* WHAT YOU SHOULD DO
Reproduce the listing verbatim.
··· AVAILABLE DATA
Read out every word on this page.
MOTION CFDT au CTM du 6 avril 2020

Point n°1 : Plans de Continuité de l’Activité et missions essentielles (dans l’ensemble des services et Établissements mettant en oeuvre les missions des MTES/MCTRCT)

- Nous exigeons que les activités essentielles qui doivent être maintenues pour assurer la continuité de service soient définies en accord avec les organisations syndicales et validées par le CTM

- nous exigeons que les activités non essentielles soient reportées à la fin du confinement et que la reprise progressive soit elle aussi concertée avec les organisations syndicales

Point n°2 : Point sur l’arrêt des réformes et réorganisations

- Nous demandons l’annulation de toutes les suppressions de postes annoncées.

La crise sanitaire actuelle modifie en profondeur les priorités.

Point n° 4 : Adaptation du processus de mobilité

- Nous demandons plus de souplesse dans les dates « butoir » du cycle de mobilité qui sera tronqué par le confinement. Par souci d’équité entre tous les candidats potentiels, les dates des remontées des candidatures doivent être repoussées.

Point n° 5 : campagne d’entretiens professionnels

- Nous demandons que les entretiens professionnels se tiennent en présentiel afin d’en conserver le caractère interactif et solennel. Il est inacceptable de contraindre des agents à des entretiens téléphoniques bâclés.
······
* RESULT FOR THIS TASK
Read out every word on this page.
MOTION CFDT au CTM du 6 avril 2020

Point n°1 : Plans de Continuité de l’Activité et missions essentielles (dans l’ensemble des services et Établissements mettant en oeuvre les missions des MTES/MCTRCT)

- Nous exigeons que les activités essentielles qui doivent être maintenues pour assurer la continuité de service soient définies en accord avec les organisations syndicales et validées par le CTM

- nous exigeons que les activités non essentielles soient reportées à la fin du confinement et que la reprise progressive soit elle aussi concertée avec les organisations syndicales

Point n°2 : Point sur l’arrêt des réformes et réorganisations

- Nous demandons l’annulation de toutes les suppressions de postes annoncées.

La crise sanitaire actuelle modifie en profondeur les priorités.

Point n° 4 : Adaptation du processus de mobilité

- Nous demandons plus de souplesse dans les dates « butoir » du cycle de mobilité qui sera tronqué par le confinement. Par souci d’équité entre tous les candidats potentiels, les dates des remontées des candidatures doivent être repoussées.

Point n° 5 : campagne d’entretiens professionnels

- Nous demandons que les entretiens professionnels se tiennent en présentiel afin d’en conserver le caractère interactif et solennel. Il est inacceptable de contraindre des agents à des entretiens téléphoniques bâclés.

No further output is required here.